=== GIVEN REQUEST ===
Quote the whole listing word for word, please.

=== TASK INPUTS ===
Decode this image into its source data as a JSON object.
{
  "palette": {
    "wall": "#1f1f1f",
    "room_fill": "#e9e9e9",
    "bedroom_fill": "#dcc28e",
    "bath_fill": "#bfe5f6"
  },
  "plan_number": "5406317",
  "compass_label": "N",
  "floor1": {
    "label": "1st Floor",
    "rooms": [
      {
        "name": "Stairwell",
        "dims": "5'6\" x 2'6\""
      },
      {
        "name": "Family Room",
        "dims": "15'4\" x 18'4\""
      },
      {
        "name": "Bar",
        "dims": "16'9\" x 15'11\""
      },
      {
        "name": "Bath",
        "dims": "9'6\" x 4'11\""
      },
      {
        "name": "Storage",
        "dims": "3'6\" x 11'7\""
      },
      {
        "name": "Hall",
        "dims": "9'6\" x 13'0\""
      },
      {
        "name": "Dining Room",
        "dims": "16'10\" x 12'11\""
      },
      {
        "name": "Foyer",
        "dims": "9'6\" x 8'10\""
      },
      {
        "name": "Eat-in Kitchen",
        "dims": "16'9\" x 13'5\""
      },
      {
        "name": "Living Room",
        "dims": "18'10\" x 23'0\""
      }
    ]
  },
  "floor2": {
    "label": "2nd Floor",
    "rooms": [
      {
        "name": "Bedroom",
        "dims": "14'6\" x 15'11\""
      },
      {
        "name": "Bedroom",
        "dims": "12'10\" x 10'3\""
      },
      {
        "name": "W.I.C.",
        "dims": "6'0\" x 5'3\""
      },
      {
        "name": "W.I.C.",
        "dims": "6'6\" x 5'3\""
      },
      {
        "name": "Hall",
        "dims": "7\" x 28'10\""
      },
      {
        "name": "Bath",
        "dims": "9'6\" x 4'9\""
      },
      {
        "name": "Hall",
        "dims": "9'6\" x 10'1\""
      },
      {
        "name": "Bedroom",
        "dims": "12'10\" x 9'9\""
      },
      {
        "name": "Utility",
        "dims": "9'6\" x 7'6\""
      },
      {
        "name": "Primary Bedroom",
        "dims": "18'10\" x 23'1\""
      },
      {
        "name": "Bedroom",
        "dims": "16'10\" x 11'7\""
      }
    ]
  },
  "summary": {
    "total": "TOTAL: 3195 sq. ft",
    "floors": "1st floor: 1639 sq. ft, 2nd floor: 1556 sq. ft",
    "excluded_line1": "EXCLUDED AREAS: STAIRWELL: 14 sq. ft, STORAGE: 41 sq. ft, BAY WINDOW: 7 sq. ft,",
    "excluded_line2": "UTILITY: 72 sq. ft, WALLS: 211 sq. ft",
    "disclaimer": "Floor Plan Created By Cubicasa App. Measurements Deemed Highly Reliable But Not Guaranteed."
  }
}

=== OUTPUT BELOW ===
Decode this image into its source data as a JSON object.
{
  "palette": {
    "wall": "#1f1f1f",
    "room_fill": "#e9e9e9",
    "bedroom_fill": "#dcc28e",
    "bath_fill": "#bfe5f6"
  },
  "plan_number": "5406317",
  "compass_label": "N",
  "floor1": {
    "label": "1st Floor",
    "rooms": [
      {
        "name": "Stairwell",
        "dims": "5'6\" x 2'6\""
      },
      {
        "name": "Family Room",
        "dims": "15'4\" x 18'4\""
      },
      {
        "name": "Bar",
        "dims": "16'9\" x 15'11\""
      },
      {
        "name": "Bath",
        "dims": "9'6\" x 4'11\""
      },
      {
        "name": "Storage",
        "dims": "3'6\" x 11'7\""
      },
      {
        "name": "Hall",
        "dims": "9'6\" x 13'0\""
      },
      {
        "name": "Dining Room",
        "dims": "16'10\" x 12'11\""
      },
      {
        "name": "Foyer",
        "dims": "9'6\" x 8'10\""
      },
      {
        "name": "Eat-in Kitchen",
        "dims": "16'9\" x 13'5\""
      },
      {
        "name": "Living Room",
        "dims": "18'10\" x 23'0\""
      }
    ]
  },
  "floor2": {
    "label": "2nd Floor",
    "rooms": [
      {
        "name": "Bedroom",
        "dims": "14'6\" x 15'11\""
      },
      {
        "name": "Bedroom",
        "dims": "12'10\" x 10'3\""
      },
      {
        "name": "W.I.C.",
        "dims": "6'0\" x 5'3\""
      },
      {
        "name": "W.I.C.",
        "dims": "6'6\" x 5'3\""
      },
      {
        "name": "Hall",
        "dims": "7\" x 28'10\""
      },
      {
        "name": "Bath",
        "dims": "9'6\" x 4'9\""
      },
      {
        "name": "Hall",
        "dims": "9'6\" x 10'1\""
      },
      {
        "name": "Bedroom",
        "dims": "12'10\" x 9'9\""
      },
      {
        "name": "Utility",
        "dims": "9'6\" x 7'6\""
      },
      {
        "name": "Primary Bedroom",
        "dims": "18'10\" x 23'1\""
      },
      {
        "name": "Bedroom",
        "dims": "16'10\" x 11'7\""
      }
    ]
  },
  "summary": {
    "total": "TOTAL: 3195 sq. ft",
    "floors": "1st floor: 1639 sq. ft, 2nd floor: 1556 sq. ft",
    "excluded_line1": "EXCLUDED AREAS: STAIRWELL: 14 sq. ft, STORAGE: 41 sq. ft, BAY WINDOW: 7 sq. ft,",
    "excluded_line2": "UTILITY: 72 sq. ft, WALLS: 211 sq. ft",
    "disclaimer": "Floor Plan Created By Cubicasa App. Measurements Deemed Highly Reliable But Not Guaranteed."
  }
}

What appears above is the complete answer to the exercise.